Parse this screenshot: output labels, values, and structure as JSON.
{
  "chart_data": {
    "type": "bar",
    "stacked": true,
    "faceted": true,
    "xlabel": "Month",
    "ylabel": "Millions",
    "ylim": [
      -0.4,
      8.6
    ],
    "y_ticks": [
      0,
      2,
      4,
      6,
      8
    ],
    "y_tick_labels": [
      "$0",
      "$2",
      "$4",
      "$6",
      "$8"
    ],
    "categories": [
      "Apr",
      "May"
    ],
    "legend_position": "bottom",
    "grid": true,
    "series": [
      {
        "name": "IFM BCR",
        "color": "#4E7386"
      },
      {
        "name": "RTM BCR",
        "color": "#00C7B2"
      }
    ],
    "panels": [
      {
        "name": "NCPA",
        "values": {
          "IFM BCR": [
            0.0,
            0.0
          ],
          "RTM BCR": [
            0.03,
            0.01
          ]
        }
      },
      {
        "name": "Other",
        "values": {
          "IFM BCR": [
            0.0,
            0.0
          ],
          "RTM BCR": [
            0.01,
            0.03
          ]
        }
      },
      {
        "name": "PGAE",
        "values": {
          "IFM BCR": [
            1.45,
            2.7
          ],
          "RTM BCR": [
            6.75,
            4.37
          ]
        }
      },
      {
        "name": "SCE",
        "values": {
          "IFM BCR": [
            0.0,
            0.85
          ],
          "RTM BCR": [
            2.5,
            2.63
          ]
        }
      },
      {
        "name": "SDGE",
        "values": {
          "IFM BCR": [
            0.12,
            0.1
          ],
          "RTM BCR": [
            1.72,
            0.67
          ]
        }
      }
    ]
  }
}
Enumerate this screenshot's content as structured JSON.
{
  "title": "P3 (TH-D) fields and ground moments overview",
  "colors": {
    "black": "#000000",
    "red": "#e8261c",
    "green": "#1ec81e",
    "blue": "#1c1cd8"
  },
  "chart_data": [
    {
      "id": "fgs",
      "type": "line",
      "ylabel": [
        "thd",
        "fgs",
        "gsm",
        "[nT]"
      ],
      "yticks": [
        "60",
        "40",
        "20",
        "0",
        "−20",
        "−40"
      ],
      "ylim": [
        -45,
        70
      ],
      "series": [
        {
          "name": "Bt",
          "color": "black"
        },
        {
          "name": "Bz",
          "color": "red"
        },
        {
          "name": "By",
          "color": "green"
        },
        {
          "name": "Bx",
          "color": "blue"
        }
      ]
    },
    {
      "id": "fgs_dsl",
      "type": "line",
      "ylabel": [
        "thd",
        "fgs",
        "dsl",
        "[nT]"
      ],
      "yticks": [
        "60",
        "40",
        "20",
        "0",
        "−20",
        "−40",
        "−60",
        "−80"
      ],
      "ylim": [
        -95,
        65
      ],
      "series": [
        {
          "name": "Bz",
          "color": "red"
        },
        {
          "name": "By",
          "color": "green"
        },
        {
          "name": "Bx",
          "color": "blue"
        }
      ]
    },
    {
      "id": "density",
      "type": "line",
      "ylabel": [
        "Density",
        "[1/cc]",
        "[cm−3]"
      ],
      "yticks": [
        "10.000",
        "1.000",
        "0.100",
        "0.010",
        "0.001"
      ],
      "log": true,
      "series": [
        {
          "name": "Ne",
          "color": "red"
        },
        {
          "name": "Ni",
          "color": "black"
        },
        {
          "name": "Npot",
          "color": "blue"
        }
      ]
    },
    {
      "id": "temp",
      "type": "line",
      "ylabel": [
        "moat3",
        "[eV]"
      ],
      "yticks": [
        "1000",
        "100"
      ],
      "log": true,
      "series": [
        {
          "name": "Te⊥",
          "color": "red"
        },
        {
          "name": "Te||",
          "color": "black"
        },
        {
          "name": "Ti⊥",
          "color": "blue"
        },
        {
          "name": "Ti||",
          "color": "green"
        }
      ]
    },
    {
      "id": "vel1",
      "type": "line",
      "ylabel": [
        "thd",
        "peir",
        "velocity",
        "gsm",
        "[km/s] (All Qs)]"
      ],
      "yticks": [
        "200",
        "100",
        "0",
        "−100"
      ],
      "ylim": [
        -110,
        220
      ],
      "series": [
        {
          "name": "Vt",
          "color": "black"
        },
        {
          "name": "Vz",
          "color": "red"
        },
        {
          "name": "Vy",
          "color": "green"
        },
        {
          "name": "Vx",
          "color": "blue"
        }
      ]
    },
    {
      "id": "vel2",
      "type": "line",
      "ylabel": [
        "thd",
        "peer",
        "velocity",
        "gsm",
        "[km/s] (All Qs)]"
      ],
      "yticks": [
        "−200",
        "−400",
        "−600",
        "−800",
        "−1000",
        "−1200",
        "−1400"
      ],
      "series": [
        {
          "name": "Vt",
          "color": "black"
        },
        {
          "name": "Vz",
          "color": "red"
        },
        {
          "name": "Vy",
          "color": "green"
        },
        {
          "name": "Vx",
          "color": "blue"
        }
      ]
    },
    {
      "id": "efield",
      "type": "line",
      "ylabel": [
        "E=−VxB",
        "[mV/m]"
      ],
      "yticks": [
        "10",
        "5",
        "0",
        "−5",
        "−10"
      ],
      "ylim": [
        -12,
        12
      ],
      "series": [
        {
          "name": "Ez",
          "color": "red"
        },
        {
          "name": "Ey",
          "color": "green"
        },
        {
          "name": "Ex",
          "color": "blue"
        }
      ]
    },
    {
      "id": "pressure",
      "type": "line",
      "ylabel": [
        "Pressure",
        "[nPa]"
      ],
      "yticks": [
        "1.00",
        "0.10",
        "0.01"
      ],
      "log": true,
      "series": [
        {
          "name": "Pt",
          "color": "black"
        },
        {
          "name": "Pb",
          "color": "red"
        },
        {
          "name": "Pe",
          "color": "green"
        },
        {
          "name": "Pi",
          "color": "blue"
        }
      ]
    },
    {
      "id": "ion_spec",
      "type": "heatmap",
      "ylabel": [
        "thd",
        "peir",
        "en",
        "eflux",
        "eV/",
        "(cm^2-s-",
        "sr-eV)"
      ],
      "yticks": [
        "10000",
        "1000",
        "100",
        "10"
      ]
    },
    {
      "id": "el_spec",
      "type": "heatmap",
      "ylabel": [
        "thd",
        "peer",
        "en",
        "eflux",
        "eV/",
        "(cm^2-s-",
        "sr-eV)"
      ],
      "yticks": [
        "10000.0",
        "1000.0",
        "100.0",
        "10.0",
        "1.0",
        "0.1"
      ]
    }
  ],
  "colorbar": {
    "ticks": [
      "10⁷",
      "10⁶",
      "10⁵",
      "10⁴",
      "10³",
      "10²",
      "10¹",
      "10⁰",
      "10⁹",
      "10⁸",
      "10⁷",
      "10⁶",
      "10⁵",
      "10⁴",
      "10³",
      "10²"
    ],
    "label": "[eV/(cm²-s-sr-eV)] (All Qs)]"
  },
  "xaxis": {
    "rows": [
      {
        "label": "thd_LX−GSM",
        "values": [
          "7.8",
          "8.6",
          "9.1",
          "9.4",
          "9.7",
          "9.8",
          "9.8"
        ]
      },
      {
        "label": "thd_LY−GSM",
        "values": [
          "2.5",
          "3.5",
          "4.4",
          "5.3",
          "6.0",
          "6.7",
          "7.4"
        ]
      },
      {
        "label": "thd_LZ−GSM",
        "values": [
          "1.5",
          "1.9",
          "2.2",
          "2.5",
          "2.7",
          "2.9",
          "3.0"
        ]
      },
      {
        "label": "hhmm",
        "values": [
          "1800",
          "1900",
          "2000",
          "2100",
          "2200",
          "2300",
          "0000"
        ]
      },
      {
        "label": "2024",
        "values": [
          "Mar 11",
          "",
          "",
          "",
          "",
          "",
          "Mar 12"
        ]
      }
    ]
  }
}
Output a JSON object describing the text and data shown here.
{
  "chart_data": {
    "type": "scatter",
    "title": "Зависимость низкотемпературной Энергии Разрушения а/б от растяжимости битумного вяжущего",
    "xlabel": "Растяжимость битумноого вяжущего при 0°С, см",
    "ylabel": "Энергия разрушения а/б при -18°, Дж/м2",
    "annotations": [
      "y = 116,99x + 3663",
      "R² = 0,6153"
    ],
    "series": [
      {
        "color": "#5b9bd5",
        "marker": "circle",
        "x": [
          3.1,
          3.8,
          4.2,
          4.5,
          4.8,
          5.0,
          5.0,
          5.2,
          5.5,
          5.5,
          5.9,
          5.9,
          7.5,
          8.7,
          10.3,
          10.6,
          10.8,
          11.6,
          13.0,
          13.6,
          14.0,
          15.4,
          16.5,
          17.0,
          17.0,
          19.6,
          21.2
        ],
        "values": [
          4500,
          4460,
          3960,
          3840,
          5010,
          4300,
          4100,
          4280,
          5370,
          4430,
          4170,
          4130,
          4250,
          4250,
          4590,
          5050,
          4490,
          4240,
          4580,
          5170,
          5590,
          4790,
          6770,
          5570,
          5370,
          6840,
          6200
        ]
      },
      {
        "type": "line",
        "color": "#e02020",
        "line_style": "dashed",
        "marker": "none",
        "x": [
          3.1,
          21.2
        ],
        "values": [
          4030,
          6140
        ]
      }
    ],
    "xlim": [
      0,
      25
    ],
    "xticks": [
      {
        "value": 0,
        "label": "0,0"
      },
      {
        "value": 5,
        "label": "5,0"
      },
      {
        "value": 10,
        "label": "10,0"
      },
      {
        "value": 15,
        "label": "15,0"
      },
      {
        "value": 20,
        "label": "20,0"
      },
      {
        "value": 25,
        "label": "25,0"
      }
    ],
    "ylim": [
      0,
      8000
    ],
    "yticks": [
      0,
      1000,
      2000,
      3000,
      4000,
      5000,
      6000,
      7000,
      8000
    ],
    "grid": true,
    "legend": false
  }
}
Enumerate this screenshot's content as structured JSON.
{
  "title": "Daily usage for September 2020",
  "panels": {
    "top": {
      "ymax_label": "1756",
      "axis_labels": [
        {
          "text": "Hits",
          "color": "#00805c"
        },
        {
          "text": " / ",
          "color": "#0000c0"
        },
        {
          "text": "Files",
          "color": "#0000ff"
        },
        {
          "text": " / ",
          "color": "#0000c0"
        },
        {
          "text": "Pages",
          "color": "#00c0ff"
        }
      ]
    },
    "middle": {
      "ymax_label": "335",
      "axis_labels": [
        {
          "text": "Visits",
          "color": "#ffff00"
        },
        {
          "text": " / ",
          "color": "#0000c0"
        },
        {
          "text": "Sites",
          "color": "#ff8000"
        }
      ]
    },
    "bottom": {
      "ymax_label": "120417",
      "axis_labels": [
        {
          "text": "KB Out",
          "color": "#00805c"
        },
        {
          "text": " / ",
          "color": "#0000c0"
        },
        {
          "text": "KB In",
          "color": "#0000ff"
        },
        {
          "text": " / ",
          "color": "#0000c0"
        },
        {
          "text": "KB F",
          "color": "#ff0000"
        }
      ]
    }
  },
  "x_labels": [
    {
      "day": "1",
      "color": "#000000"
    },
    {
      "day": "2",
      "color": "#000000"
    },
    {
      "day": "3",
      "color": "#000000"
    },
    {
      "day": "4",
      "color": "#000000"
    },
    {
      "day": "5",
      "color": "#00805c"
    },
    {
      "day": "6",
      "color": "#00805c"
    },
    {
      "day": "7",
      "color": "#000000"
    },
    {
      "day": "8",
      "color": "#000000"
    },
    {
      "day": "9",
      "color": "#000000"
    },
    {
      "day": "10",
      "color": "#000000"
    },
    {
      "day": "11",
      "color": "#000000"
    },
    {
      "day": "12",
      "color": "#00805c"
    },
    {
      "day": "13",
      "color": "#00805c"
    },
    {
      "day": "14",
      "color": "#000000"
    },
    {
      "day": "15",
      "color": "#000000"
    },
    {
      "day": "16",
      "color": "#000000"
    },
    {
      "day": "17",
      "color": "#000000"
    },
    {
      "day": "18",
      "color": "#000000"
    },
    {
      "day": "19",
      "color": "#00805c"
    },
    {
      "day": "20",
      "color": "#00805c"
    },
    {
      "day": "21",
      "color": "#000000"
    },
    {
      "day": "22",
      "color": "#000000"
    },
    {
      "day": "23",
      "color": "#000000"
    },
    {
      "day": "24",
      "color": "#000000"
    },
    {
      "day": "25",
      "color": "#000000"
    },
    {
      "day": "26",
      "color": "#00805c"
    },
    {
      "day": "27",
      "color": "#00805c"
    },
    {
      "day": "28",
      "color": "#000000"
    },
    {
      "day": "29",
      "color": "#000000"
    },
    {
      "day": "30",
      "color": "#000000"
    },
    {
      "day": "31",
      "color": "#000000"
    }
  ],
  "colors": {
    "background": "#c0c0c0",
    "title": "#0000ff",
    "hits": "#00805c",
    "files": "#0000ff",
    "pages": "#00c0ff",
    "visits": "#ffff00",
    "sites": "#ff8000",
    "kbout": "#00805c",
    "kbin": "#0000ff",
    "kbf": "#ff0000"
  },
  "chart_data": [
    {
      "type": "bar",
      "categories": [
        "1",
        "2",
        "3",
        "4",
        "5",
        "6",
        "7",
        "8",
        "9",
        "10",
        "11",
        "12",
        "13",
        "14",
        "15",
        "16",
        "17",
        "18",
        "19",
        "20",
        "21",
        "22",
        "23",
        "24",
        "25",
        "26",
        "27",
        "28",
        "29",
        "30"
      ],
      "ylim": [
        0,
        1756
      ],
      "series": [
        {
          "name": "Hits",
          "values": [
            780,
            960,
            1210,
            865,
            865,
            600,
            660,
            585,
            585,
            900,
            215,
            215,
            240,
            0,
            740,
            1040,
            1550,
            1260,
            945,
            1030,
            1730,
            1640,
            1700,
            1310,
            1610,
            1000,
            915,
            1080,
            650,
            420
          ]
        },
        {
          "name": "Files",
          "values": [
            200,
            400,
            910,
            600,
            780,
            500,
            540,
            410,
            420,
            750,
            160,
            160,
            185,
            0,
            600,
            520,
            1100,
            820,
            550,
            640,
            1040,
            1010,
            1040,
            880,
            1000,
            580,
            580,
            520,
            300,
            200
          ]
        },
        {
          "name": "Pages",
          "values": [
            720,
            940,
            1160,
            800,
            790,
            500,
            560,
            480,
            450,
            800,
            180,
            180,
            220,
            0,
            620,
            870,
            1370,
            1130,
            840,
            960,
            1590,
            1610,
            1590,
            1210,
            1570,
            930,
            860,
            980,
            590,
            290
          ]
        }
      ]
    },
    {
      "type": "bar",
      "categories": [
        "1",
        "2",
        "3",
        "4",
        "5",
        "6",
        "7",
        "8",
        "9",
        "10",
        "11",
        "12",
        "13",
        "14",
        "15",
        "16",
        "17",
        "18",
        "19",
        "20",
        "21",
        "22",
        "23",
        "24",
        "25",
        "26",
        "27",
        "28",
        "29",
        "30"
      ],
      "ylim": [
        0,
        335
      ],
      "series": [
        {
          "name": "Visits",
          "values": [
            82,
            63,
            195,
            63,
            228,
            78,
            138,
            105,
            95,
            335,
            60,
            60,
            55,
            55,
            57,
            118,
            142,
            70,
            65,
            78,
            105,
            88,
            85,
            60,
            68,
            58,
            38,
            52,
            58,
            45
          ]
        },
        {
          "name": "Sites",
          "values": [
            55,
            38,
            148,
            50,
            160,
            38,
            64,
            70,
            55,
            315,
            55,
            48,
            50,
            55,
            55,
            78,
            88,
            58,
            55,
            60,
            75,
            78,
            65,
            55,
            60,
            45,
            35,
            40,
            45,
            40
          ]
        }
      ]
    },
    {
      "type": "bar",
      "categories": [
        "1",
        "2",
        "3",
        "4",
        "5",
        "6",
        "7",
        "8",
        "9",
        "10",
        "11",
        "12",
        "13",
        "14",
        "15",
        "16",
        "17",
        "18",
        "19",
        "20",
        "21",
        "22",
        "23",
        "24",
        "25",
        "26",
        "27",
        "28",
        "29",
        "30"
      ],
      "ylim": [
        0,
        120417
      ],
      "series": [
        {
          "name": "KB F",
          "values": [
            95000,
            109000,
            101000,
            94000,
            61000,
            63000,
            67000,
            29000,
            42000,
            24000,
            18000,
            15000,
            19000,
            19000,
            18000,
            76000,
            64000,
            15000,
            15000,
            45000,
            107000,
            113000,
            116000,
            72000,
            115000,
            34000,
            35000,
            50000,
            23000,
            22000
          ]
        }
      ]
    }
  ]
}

______

Check every line of the material for the string "title" and give the number of lines that have it, without anything else.

**ANSWER TO THE PROBLEM:** 4